[Provided material]:
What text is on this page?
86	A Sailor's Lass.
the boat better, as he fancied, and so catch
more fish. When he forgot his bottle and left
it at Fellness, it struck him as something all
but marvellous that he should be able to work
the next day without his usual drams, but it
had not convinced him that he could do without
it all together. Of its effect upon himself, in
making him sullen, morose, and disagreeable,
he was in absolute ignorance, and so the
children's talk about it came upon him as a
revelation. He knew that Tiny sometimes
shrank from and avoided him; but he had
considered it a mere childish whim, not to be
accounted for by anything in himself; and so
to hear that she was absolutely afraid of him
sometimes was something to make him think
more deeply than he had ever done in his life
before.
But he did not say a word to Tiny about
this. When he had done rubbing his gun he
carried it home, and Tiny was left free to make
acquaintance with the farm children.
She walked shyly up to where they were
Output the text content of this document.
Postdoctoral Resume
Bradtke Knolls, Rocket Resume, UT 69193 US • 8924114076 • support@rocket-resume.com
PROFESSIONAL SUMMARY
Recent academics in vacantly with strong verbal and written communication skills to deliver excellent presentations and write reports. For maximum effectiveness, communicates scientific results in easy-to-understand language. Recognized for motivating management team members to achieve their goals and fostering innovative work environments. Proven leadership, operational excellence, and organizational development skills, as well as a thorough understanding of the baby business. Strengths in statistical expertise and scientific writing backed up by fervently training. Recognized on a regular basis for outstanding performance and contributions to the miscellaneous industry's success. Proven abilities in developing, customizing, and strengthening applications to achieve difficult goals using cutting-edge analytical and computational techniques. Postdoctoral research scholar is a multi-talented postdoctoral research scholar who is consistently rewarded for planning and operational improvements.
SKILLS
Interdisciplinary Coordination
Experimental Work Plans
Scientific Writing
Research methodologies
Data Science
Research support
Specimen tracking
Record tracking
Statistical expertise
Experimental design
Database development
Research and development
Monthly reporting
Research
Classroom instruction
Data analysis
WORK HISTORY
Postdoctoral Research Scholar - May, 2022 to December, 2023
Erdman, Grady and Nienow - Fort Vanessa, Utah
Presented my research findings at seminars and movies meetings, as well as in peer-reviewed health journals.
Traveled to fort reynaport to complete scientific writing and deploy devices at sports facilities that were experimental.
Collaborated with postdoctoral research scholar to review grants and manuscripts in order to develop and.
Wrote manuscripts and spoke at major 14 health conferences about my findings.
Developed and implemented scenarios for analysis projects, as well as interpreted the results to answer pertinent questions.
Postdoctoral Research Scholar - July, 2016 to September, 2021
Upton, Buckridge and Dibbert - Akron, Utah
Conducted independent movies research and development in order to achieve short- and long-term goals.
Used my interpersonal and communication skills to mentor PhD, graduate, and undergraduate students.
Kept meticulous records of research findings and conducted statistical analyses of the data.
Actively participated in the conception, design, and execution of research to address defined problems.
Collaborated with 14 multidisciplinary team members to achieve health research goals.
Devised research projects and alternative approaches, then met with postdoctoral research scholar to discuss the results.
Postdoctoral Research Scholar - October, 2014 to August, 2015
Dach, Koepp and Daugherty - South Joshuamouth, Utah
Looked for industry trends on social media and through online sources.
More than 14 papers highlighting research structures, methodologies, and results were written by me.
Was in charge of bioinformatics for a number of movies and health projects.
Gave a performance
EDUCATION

[Your objective]:
Write out every record shown above, word for word.

[Full output]:
What text is on this page?
86	A Sailor's Lass.
the boat better, as he fancied, and so catch
more fish. When he forgot his bottle and left
it at Fellness, it struck him as something all
but marvellous that he should be able to work
the next day without his usual drams, but it
had not convinced him that he could do without
it all together. Of its effect upon himself, in
making him sullen, morose, and disagreeable,
he was in absolute ignorance, and so the
children's talk about it came upon him as a
revelation. He knew that Tiny sometimes
shrank from and avoided him; but he had
considered it a mere childish whim, not to be
accounted for by anything in himself; and so
to hear that she was absolutely afraid of him
sometimes was something to make him think
more deeply than he had ever done in his life
before.
But he did not say a word to Tiny about
this. When he had done rubbing his gun he
carried it home, and Tiny was left free to make
acquaintance with the farm children.
She walked shyly up to where they were
Output the text content of this document.
Postdoctoral Resume
Bradtke Knolls, Rocket Resume, UT 69193 US • 8924114076 • support@rocket-resume.com
PROFESSIONAL SUMMARY
Recent academics in vacantly with strong verbal and written communication skills to deliver excellent presentations and write reports. For maximum effectiveness, communicates scientific results in easy-to-understand language. Recognized for motivating management team members to achieve their goals and fostering innovative work environments. Proven leadership, operational excellence, and organizational development skills, as well as a thorough understanding of the baby business. Strengths in statistical expertise and scientific writing backed up by fervently training. Recognized on a regular basis for outstanding performance and contributions to the miscellaneous industry's success. Proven abilities in developing, customizing, and strengthening applications to achieve difficult goals using cutting-edge analytical and computational techniques. Postdoctoral research scholar is a multi-talented postdoctoral research scholar who is consistently rewarded for planning and operational improvements.
SKILLS
Interdisciplinary Coordination
Experimental Work Plans
Scientific Writing
Research methodologies
Data Science
Research support
Specimen tracking
Record tracking
Statistical expertise
Experimental design
Database development
Research and development
Monthly reporting
Research
Classroom instruction
Data analysis
WORK HISTORY
Postdoctoral Research Scholar - May, 2022 to December, 2023
Erdman, Grady and Nienow - Fort Vanessa, Utah
Presented my research findings at seminars and movies meetings, as well as in peer-reviewed health journals.
Traveled to fort reynaport to complete scientific writing and deploy devices at sports facilities that were experimental.
Collaborated with postdoctoral research scholar to review grants and manuscripts in order to develop and.
Wrote manuscripts and spoke at major 14 health conferences about my findings.
Developed and implemented scenarios for analysis projects, as well as interpreted the results to answer pertinent questions.
Postdoctoral Research Scholar - July, 2016 to September, 2021
Upton, Buckridge and Dibbert - Akron, Utah
Conducted independent movies research and development in order to achieve short- and long-term goals.
Used my interpersonal and communication skills to mentor PhD, graduate, and undergraduate students.
Kept meticulous records of research findings and conducted statistical analyses of the data.
Actively participated in the conception, design, and execution of research to address defined problems.
Collaborated with 14 multidisciplinary team members to achieve health research goals.
Devised research projects and alternative approaches, then met with postdoctoral research scholar to discuss the results.
Postdoctoral Research Scholar - October, 2014 to August, 2015
Dach, Koepp and Daugherty - South Joshuamouth, Utah
Looked for industry trends on social media and through online sources.
More than 14 papers highlighting research structures, methodologies, and results were written by me.
Was in charge of bioinformatics for a number of movies and health projects.
Gave a performance
EDUCATION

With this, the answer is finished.